▶ _Data entries_:
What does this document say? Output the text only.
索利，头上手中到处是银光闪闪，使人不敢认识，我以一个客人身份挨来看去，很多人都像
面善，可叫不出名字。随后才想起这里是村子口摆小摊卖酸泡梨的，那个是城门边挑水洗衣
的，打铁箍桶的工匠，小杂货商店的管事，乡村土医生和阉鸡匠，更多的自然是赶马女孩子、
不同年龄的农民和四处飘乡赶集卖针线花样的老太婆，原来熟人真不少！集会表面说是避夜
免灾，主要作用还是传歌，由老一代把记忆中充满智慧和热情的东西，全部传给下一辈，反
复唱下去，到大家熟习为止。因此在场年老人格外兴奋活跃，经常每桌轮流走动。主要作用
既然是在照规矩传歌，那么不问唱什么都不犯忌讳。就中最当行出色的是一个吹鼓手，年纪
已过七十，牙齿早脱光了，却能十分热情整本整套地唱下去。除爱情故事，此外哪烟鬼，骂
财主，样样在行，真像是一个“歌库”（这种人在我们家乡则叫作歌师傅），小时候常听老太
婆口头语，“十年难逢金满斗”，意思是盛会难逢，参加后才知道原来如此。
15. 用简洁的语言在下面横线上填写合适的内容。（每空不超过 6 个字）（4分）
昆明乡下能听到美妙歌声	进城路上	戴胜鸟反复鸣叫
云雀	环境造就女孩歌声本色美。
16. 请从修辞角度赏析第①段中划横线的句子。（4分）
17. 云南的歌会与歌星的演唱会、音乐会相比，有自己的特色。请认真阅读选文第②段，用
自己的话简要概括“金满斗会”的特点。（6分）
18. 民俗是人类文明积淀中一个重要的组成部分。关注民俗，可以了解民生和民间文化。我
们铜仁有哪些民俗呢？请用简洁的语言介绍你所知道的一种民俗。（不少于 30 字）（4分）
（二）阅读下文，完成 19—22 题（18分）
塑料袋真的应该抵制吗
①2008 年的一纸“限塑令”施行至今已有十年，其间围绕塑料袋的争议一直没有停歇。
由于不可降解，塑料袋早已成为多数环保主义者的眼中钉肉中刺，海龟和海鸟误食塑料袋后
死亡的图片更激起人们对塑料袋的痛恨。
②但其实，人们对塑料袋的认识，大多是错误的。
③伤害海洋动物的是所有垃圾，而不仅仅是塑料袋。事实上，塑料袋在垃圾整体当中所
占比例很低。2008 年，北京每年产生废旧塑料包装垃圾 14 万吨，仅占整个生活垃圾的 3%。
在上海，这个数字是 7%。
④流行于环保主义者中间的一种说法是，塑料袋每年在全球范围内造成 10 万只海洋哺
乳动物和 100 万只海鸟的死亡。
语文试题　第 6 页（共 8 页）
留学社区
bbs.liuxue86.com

▶ _Problem requirements_: Copy out the whole listing exactly as written.

▶ _Correct response_:
What does this document say? Output the text only.
索利，头上手中到处是银光闪闪，使人不敢认识，我以一个客人身份挨来看去，很多人都像
面善，可叫不出名字。随后才想起这里是村子口摆小摊卖酸泡梨的，那个是城门边挑水洗衣
的，打铁箍桶的工匠，小杂货商店的管事，乡村土医生和阉鸡匠，更多的自然是赶马女孩子、
不同年龄的农民和四处飘乡赶集卖针线花样的老太婆，原来熟人真不少！集会表面说是避夜
免灾，主要作用还是传歌，由老一代把记忆中充满智慧和热情的东西，全部传给下一辈，反
复唱下去，到大家熟习为止。因此在场年老人格外兴奋活跃，经常每桌轮流走动。主要作用
既然是在照规矩传歌，那么不问唱什么都不犯忌讳。就中最当行出色的是一个吹鼓手，年纪
已过七十，牙齿早脱光了，却能十分热情整本整套地唱下去。除爱情故事，此外哪烟鬼，骂
财主，样样在行，真像是一个“歌库”（这种人在我们家乡则叫作歌师傅），小时候常听老太
婆口头语，“十年难逢金满斗”，意思是盛会难逢，参加后才知道原来如此。
15. 用简洁的语言在下面横线上填写合适的内容。（每空不超过 6 个字）（4分）
昆明乡下能听到美妙歌声	进城路上	戴胜鸟反复鸣叫
云雀	环境造就女孩歌声本色美。
16. 请从修辞角度赏析第①段中划横线的句子。（4分）
17. 云南的歌会与歌星的演唱会、音乐会相比，有自己的特色。请认真阅读选文第②段，用
自己的话简要概括“金满斗会”的特点。（6分）
18. 民俗是人类文明积淀中一个重要的组成部分。关注民俗，可以了解民生和民间文化。我
们铜仁有哪些民俗呢？请用简洁的语言介绍你所知道的一种民俗。（不少于 30 字）（4分）
（二）阅读下文，完成 19—22 题（18分）
塑料袋真的应该抵制吗
①2008 年的一纸“限塑令”施行至今已有十年，其间围绕塑料袋的争议一直没有停歇。
由于不可降解，塑料袋早已成为多数环保主义者的眼中钉肉中刺，海龟和海鸟误食塑料袋后
死亡的图片更激起人们对塑料袋的痛恨。
②但其实，人们对塑料袋的认识，大多是错误的。
③伤害海洋动物的是所有垃圾，而不仅仅是塑料袋。事实上，塑料袋在垃圾整体当中所
占比例很低。2008 年，北京每年产生废旧塑料包装垃圾 14 万吨，仅占整个生活垃圾的 3%。
在上海，这个数字是 7%。
④流行于环保主义者中间的一种说法是，塑料袋每年在全球范围内造成 10 万只海洋哺
乳动物和 100 万只海鸟的死亡。
语文试题　第 6 页（共 8 页）
留学社区
bbs.liuxue86.com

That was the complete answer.